Passage provided>
^^^^^^^^

Macro fragment fields solve that problem.

Also, note from the RFC that the intention is to expand the set of fields; the RFC just specifies a very minimal set of fields to prove the concept.

safinaskar · 2025-02-01T22:55:57Z

@joshtriplett

And if Rust adds more, the macro will break

No. The macro will still handle old syntax. It just will not understand new productions. And this is okay. Author of that macro will need to release new version, which will handle missing productions. This is similar to how syn-based proc macros work.

Also: Rust sometimes adds new productions, but it usually not removes them (unless over edition boundary). So we totally can expose full AST.

Also, syn crate was able to do breaking release once in a 3.5 years! (See https://github.com/dtolnay/syn/releases/tag/2.0.0 ). This is rarer than new Rust editions emerge. This proves that we totally can maintain AST exposed to decl. macros

safinaskar · 2025-02-01T23:08:41Z

Note: task of syn author was even harder than ours, because he supports not only stable syntax, but also unstable one. For example, he supported box x syntax in syn 1.x (and removed it in syn 2.x). But we can support stable syntax only. And yet syn was able to do breaking release once in 3.5 years

programmerjake · 2025-02-01T23:51:00Z

one other problem with just having macro matchers for each ast thing and then writing out rust's syntax explicitly in the macro pattern is that iirc macro_rules isn't powerful enough to fully parse Rust's syntax, since Rust needs some lookahead (iirc 3 tokens), but afaik macro_rules simply don't support that much lookahead.

Plus, just trying to match rust's syntax isn't enough for ergonomic macros, since if you need to access some interior part of the input (e.g. field names from an enum), you have to write out the full syntax until it gets down to the level of the field names whereas with macro fragment fields it's quite trivial to write (maybe like ($a:enum) => ($($(${$a.variants.fields})*)*))

safinaskar · 2025-02-02T00:28:25Z

@programmerjake

one other problem with just having macro matchers for each ast thing and then writing out rust's syntax explicitly in the macro pattern is that iirc macro_rules isn't powerful enough to fully parse Rust's syntax, since Rust needs some lookahead (iirc 3 tokens), but afaik macro_rules simply don't support that much lookahead.

When you say "macro_rules isn't powerful enough to fully parse Rust's syntax" you mean parsing Rust by manual macro_rules code? This is not what we are talking about. In my approach, code will be parsed by compiler, of course.

Plus, just trying to match rust's syntax isn't enough for ergonomic macros, since if you need to access some interior part of the input (e.g. field names from an enum), you have to write out the full syntax until it gets down to the level of the field names whereas with macro fragment fields it's quite trivial to write (maybe like ($a:enum) => ($($(${$a.variants.fields})*)*))

^^^^^^^^

Annotated region listings
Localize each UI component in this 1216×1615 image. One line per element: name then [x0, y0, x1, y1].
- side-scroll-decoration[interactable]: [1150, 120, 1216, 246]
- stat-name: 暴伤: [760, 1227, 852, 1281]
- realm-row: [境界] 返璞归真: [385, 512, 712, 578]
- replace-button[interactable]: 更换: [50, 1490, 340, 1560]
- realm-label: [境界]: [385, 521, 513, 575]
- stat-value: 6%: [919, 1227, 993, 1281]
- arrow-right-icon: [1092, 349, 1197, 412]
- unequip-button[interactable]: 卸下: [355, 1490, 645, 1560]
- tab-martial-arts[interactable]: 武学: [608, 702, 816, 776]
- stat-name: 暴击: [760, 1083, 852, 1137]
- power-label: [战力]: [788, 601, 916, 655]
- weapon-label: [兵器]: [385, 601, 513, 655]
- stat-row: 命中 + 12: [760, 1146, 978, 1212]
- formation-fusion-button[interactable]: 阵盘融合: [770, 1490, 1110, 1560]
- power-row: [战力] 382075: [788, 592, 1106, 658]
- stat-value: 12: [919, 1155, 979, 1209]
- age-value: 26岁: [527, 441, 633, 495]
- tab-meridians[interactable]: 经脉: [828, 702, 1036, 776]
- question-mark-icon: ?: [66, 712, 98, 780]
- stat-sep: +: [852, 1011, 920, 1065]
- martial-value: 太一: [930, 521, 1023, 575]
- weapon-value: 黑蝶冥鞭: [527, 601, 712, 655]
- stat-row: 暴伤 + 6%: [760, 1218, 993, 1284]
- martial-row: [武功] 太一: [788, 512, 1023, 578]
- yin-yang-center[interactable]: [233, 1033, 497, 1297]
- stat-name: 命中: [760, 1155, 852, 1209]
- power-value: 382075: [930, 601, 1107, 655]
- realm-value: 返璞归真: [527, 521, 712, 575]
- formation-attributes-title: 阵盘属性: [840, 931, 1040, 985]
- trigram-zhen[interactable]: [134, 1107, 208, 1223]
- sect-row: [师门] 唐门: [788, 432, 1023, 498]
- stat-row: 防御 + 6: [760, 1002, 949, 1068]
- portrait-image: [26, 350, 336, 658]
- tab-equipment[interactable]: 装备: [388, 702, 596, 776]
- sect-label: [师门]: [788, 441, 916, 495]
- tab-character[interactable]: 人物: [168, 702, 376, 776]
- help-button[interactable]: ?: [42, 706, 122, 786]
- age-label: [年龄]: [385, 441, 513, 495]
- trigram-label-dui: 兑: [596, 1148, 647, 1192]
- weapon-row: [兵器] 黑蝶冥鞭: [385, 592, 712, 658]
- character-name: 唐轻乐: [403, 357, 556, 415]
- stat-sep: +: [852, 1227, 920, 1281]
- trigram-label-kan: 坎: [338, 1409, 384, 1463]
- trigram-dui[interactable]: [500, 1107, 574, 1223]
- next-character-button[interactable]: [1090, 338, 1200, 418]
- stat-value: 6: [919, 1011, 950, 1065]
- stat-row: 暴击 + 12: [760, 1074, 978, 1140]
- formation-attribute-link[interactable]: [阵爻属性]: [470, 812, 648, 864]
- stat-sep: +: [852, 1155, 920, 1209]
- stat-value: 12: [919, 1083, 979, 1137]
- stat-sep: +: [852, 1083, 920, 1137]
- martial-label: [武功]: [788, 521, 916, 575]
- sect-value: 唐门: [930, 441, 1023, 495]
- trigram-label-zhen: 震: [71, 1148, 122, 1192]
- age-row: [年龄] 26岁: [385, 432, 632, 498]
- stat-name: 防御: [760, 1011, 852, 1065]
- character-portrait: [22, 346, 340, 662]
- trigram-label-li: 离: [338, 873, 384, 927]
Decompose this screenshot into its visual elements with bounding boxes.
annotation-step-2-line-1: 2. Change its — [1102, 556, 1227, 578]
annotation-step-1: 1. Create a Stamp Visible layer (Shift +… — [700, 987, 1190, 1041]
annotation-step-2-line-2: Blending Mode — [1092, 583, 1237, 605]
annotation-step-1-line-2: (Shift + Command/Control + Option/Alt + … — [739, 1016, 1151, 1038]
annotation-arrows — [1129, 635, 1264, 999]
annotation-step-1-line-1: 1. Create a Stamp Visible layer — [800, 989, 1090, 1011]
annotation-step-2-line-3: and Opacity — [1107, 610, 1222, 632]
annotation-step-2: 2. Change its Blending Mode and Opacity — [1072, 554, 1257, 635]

^^^^^^^^

Required actions>
[1] In the thread on Rust macro fragment fields, which syntax did syn support in version 1.x and then remove in version 2.x?
[2] Please continue the thread on Rust macro fragment fields from its final line, picking up right after it.
The records are not needed for anything here.

Results of the tasks>
[1] The box x syntax.

[2]
All ergonomics improvements can be put to 3rd party crates. I. e. compiler should provide core AST and improvements like "extract enum fields simple way" should go to crates.io . Yes, this will probably require https://docs.rs/tt-call/latest/tt_call/ weirdness or something similar for passing resulting list of fields to user code. But I still believe that supporting full (or almost full) AST is aesthetically good approach.

Full AST approach is in line with long-standing goal of establishing the Rust grammar ( https://github.com/rust-lang/wg-grammar ). This RFC simply adds some alternative feature instead, which will never replace proper AST

joshtriplett · 2025-02-03T20:52:36Z

No. The macro will still handle old syntax. It just will not understand new productions. And this is okay. Author of that macro will need to release new version, which will handle missing productions. This is similar to how syn-based proc macros work.

That is one of several problems this RFC sets out to solve: macros should not have to constantly update so that they can parse new syntax, if what they want to extract is something that existed in the old syntax.

All ergonomics improvements can be put to 3rd party crates.

They might be able to be, but that doesn't mean they should be.

Yes, this will probably require https://docs.rs/tt-call/latest/tt_call/ weirdness or something similar for passing resulting list of fields to user code.

Being able to avoid those kinds of hacks is another goal of this RFC.

Full AST approach is in line with long-standing goal of establishing the Rust grammar

That project is dead and archived, and nobody has stepped up to change that. The Rust spec will likely end up specifying a grammar of Rust, but that doesn't mean it'll be in a programmatic form usable for macros.

In any case, right now it's not clear what you are proposing doing in the compiler. You say this should happen in a "more generic way" and "assign fixed names to all (or to many) Rust AST nodes and productions". That's exactly what this RFC is doing. I intend to use this mechanism to expose more-or-less the entire Rust AST. If you would like to see it exposed in a different way, please make a proposal sketch, beyond "leave it entirely to third-party crates". If your proposal is "leave it entirely to third-party crates", I've added that to the "rationale and alternatives" section as a possibility to be considered when this RFC is evaluated.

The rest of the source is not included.